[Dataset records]
====

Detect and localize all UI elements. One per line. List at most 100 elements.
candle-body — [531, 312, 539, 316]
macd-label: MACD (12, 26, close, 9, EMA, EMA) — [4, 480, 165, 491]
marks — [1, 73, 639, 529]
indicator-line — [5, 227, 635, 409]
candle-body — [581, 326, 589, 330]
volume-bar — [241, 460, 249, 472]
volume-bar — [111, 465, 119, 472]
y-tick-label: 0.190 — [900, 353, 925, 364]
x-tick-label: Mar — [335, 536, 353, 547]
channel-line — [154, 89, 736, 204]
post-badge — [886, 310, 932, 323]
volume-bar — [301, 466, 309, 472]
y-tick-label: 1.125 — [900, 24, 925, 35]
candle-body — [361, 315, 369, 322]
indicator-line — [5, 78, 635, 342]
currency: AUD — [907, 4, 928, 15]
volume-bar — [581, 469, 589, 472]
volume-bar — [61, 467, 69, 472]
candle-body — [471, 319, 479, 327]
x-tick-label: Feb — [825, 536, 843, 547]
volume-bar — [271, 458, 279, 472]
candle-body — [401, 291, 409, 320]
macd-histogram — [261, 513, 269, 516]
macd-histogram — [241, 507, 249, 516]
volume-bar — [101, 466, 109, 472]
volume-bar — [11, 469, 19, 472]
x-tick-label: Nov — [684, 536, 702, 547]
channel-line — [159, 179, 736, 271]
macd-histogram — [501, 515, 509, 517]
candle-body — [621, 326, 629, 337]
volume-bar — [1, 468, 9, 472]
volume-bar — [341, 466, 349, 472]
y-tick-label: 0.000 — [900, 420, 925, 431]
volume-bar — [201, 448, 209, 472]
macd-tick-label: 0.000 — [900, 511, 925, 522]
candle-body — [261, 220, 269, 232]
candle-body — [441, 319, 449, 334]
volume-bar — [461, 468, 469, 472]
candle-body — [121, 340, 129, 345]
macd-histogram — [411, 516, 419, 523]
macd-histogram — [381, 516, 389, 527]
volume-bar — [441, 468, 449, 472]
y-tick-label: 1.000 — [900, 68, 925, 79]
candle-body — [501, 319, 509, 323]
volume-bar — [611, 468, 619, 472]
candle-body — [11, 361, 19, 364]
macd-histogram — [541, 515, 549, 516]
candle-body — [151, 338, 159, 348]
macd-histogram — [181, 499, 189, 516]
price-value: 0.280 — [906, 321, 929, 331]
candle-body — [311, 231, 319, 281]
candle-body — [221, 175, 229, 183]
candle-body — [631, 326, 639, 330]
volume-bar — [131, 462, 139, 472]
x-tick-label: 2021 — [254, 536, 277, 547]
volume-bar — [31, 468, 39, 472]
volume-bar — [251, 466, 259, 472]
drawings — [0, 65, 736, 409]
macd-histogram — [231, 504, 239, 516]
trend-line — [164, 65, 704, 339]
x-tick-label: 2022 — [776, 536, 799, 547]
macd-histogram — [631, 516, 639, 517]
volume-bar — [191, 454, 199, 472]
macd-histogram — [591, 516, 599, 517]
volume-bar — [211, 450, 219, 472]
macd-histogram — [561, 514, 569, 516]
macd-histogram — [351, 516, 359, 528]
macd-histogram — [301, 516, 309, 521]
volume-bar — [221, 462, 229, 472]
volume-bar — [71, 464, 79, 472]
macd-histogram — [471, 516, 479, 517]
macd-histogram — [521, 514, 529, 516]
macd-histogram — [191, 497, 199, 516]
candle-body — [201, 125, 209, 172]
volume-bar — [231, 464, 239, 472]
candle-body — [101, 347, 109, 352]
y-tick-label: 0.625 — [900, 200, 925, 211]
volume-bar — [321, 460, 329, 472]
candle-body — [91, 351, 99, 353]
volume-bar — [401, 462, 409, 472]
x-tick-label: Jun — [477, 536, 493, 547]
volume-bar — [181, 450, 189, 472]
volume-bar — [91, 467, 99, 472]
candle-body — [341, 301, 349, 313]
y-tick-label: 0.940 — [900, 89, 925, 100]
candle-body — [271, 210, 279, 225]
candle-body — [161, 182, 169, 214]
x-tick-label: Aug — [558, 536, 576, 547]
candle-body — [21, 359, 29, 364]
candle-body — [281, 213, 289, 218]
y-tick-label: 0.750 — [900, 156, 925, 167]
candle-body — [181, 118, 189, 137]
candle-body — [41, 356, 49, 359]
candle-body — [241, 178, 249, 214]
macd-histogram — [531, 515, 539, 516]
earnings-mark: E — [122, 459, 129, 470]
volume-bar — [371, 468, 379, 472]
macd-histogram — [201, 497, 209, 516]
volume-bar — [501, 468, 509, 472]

====

→ **EXERCISE DESCRIPTION**: Reproduce every line of the items above verbatim, in the same order.

→ **OUTPUT FOR THIS TASK**:
Detect and localize all UI elements. One per line. List at most 100 elements.
candle-body — [531, 312, 539, 316]
macd-label: MACD (12, 26, close, 9, EMA, EMA) — [4, 480, 165, 491]
marks — [1, 73, 639, 529]
indicator-line — [5, 227, 635, 409]
candle-body — [581, 326, 589, 330]
volume-bar — [241, 460, 249, 472]
volume-bar — [111, 465, 119, 472]
y-tick-label: 0.190 — [900, 353, 925, 364]
x-tick-label: Mar — [335, 536, 353, 547]
channel-line — [154, 89, 736, 204]
post-badge — [886, 310, 932, 323]
volume-bar — [301, 466, 309, 472]
y-tick-label: 1.125 — [900, 24, 925, 35]
candle-body — [361, 315, 369, 322]
indicator-line — [5, 78, 635, 342]
currency: AUD — [907, 4, 928, 15]
volume-bar — [581, 469, 589, 472]
volume-bar — [61, 467, 69, 472]
candle-body — [471, 319, 479, 327]
x-tick-label: Feb — [825, 536, 843, 547]
volume-bar — [271, 458, 279, 472]
candle-body — [401, 291, 409, 320]
macd-histogram — [261, 513, 269, 516]
macd-histogram — [241, 507, 249, 516]
volume-bar — [101, 466, 109, 472]
volume-bar — [11, 469, 19, 472]
x-tick-label: Nov — [684, 536, 702, 547]
channel-line — [159, 179, 736, 271]
macd-histogram — [501, 515, 509, 517]
candle-body — [621, 326, 629, 337]
volume-bar — [1, 468, 9, 472]
volume-bar — [341, 466, 349, 472]
y-tick-label: 0.000 — [900, 420, 925, 431]
volume-bar — [201, 448, 209, 472]
macd-tick-label: 0.000 — [900, 511, 925, 522]
candle-body — [261, 220, 269, 232]
candle-body — [441, 319, 449, 334]
volume-bar — [461, 468, 469, 472]
candle-body — [121, 340, 129, 345]
macd-histogram — [411, 516, 419, 523]
macd-histogram — [381, 516, 389, 527]
volume-bar — [441, 468, 449, 472]
y-tick-label: 1.000 — [900, 68, 925, 79]
candle-body — [501, 319, 509, 323]
volume-bar — [611, 468, 619, 472]
candle-body — [11, 361, 19, 364]
macd-histogram — [541, 515, 549, 516]
candle-body — [151, 338, 159, 348]
macd-histogram — [181, 499, 189, 516]
price-value: 0.280 — [906, 321, 929, 331]
candle-body — [311, 231, 319, 281]
candle-body — [221, 175, 229, 183]
candle-body — [631, 326, 639, 330]
volume-bar — [131, 462, 139, 472]
x-tick-label: 2021 — [254, 536, 277, 547]
volume-bar — [31, 468, 39, 472]
volume-bar — [251, 466, 259, 472]
drawings — [0, 65, 736, 409]
macd-histogram — [231, 504, 239, 516]
trend-line — [164, 65, 704, 339]
x-tick-label: 2022 — [776, 536, 799, 547]
macd-histogram — [631, 516, 639, 517]
volume-bar — [191, 454, 199, 472]
macd-histogram — [591, 516, 599, 517]
volume-bar — [211, 450, 219, 472]
macd-histogram — [561, 514, 569, 516]
macd-histogram — [351, 516, 359, 528]
macd-histogram — [301, 516, 309, 521]
volume-bar — [221, 462, 229, 472]
volume-bar — [71, 464, 79, 472]
macd-histogram — [471, 516, 479, 517]
macd-histogram — [521, 514, 529, 516]
macd-histogram — [191, 497, 199, 516]
candle-body — [201, 125, 209, 172]
volume-bar — [231, 464, 239, 472]
candle-body — [101, 347, 109, 352]
y-tick-label: 0.625 — [900, 200, 925, 211]
volume-bar — [321, 460, 329, 472]
candle-body — [91, 351, 99, 353]
volume-bar — [401, 462, 409, 472]
x-tick-label: Jun — [477, 536, 493, 547]
volume-bar — [181, 450, 189, 472]
volume-bar — [91, 467, 99, 472]
candle-body — [341, 301, 349, 313]
y-tick-label: 0.940 — [900, 89, 925, 100]
candle-body — [271, 210, 279, 225]
candle-body — [161, 182, 169, 214]
x-tick-label: Aug — [558, 536, 576, 547]
candle-body — [21, 359, 29, 364]
candle-body — [281, 213, 289, 218]
y-tick-label: 0.750 — [900, 156, 925, 167]
candle-body — [181, 118, 189, 137]
candle-body — [41, 356, 49, 359]
candle-body — [241, 178, 249, 214]
macd-histogram — [531, 515, 539, 516]
earnings-mark: E — [122, 459, 129, 470]
volume-bar — [371, 468, 379, 472]
macd-histogram — [201, 497, 209, 516]
volume-bar — [501, 468, 509, 472]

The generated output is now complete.